** begin RECORD EXTRACTS **

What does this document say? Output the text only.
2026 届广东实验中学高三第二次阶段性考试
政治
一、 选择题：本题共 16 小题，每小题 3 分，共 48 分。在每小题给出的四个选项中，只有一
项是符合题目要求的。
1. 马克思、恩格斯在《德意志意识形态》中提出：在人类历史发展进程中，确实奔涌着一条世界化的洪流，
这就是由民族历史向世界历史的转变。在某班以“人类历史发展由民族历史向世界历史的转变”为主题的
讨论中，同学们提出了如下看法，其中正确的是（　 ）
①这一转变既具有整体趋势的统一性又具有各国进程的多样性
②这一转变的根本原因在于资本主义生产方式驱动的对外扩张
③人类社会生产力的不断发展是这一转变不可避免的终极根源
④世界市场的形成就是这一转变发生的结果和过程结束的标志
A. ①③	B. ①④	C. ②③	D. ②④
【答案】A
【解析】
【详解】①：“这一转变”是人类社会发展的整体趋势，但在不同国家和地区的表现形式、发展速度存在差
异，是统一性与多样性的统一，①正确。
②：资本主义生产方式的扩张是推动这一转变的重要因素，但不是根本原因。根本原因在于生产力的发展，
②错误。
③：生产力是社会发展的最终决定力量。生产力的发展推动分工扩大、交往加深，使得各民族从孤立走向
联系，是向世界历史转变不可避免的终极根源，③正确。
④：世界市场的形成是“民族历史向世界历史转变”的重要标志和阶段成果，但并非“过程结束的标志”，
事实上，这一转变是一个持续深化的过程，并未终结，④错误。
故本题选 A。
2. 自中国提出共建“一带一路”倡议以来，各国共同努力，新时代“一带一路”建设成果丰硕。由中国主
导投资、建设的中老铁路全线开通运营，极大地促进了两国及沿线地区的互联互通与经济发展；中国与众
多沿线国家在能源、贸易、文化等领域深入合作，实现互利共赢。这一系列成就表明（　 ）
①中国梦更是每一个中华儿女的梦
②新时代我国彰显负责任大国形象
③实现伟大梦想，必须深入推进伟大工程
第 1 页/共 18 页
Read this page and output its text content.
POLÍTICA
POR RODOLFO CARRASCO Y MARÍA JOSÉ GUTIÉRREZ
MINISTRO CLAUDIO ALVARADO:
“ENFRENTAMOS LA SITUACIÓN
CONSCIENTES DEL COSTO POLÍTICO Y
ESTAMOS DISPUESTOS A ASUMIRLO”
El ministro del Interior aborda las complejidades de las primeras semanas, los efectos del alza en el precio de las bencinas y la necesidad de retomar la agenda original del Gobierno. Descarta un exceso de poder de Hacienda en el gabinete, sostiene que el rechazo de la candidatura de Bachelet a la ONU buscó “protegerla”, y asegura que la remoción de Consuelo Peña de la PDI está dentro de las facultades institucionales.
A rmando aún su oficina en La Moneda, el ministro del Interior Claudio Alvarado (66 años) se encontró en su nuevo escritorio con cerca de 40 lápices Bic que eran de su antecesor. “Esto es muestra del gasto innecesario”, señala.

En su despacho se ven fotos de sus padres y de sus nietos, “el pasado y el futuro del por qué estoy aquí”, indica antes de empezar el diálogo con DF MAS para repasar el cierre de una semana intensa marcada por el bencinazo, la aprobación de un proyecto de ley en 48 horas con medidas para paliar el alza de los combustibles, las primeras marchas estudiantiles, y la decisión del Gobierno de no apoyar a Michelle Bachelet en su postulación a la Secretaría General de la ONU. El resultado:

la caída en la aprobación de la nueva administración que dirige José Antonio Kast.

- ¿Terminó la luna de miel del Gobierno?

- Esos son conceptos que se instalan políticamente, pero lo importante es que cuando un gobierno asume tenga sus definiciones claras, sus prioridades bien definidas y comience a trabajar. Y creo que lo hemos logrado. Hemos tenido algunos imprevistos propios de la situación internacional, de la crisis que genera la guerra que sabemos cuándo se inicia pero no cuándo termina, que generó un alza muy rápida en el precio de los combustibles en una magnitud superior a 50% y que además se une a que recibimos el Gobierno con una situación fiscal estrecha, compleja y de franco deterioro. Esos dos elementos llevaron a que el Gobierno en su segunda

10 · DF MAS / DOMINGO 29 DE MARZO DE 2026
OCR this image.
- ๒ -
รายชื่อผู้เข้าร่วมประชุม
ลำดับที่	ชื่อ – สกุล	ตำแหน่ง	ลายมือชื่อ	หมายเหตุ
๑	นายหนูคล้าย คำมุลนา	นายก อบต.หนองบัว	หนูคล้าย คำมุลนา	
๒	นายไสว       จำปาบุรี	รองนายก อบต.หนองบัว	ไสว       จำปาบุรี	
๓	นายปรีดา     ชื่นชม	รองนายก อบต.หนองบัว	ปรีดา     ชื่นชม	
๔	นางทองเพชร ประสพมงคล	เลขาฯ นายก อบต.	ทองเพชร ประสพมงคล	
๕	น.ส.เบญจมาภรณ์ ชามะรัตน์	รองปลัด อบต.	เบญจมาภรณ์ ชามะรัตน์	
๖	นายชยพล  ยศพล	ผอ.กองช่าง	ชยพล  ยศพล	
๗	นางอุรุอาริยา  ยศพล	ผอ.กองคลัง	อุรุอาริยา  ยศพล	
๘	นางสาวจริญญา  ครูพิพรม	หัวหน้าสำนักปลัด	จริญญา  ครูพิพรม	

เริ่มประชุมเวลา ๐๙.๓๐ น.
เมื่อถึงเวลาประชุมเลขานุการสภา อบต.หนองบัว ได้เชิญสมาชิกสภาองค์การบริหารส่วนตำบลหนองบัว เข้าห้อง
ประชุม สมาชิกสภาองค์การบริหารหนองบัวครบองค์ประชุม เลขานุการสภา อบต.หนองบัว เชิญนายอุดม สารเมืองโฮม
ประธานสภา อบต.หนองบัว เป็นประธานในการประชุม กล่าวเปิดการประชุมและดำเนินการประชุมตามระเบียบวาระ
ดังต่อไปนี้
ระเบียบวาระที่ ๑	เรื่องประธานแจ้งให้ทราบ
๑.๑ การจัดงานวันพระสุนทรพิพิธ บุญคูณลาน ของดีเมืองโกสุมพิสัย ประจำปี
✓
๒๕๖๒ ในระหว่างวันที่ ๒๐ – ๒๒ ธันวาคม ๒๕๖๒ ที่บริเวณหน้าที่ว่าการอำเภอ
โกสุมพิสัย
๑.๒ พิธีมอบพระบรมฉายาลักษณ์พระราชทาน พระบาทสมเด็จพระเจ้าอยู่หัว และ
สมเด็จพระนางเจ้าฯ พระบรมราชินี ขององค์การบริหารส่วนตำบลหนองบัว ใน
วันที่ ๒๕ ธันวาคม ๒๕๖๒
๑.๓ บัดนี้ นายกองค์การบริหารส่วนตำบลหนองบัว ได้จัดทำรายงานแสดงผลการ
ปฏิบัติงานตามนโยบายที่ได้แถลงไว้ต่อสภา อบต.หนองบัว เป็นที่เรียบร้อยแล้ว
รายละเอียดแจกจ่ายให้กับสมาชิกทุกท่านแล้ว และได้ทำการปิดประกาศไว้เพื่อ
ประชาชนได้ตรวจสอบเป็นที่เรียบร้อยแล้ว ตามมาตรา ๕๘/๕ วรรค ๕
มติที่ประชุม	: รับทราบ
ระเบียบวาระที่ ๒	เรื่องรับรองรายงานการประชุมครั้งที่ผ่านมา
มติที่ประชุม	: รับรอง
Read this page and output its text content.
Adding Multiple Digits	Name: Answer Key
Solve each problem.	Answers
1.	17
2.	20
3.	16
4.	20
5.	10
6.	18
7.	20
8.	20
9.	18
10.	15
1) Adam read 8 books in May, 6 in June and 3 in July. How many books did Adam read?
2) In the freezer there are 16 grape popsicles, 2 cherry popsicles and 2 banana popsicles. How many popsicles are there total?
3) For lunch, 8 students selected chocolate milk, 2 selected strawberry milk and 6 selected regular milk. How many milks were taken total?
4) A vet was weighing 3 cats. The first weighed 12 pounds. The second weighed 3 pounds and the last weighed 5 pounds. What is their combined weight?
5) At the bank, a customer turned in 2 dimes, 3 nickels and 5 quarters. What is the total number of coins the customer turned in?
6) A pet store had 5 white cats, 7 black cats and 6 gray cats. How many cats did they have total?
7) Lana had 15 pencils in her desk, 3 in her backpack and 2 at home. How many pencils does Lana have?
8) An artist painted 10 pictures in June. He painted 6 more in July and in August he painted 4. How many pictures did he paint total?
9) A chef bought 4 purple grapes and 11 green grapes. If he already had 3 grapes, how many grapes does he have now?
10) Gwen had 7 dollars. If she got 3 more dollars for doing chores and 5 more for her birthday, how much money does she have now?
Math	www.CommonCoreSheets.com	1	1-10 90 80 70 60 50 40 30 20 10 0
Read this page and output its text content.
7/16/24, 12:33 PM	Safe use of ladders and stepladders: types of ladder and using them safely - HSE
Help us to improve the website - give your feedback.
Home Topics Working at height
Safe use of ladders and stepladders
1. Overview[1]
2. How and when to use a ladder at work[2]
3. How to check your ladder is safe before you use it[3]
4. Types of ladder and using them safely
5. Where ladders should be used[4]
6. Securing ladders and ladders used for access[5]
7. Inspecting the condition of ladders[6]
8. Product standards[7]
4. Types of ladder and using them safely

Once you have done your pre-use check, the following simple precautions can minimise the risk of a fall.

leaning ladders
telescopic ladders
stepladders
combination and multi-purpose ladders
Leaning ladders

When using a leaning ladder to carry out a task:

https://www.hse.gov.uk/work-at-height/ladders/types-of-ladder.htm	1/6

** end RECORD EXTRACTS **

> _WORK TO DO_: How many lines in the records above contain the word "aprobación"? Give only the number.

> _RESPONSE TO THIS TASK_: 2